EXERCISE OBJECTIVE | Determine how many lines in the data below contain "this" and write only that number.
— Start PROVIDED ENTRIES —
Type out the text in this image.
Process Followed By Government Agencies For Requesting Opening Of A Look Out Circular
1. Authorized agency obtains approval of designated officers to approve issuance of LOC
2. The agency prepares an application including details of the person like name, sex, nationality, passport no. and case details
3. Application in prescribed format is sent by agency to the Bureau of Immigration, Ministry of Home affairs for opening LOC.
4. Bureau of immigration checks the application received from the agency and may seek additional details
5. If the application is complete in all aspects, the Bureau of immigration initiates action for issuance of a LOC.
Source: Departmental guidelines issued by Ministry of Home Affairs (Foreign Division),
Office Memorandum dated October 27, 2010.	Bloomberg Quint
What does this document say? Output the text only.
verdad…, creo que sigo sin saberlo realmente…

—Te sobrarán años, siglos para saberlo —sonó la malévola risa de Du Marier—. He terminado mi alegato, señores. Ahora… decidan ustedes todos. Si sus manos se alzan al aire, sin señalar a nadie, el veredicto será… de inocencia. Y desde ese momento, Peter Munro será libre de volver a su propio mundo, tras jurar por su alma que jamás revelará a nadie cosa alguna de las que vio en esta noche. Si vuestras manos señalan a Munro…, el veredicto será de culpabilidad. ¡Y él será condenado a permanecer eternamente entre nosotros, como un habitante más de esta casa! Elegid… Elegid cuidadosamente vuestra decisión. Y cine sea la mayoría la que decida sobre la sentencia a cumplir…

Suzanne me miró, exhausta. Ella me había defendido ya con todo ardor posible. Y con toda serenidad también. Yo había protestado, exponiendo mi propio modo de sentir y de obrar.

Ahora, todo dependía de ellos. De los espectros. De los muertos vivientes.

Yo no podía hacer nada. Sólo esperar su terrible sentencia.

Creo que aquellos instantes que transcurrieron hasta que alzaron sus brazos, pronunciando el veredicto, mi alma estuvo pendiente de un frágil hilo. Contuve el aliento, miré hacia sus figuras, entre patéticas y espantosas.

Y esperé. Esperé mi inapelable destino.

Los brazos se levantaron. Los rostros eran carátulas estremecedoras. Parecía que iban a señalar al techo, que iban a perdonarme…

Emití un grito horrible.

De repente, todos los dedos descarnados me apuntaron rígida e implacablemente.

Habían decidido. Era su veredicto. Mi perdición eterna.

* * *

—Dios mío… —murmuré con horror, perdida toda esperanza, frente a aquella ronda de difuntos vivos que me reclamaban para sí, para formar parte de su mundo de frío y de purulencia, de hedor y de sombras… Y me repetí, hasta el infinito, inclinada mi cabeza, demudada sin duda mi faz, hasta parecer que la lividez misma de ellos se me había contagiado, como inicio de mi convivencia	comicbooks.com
— End PROVIDED ENTRIES —
EXERCISE ANSWER | 2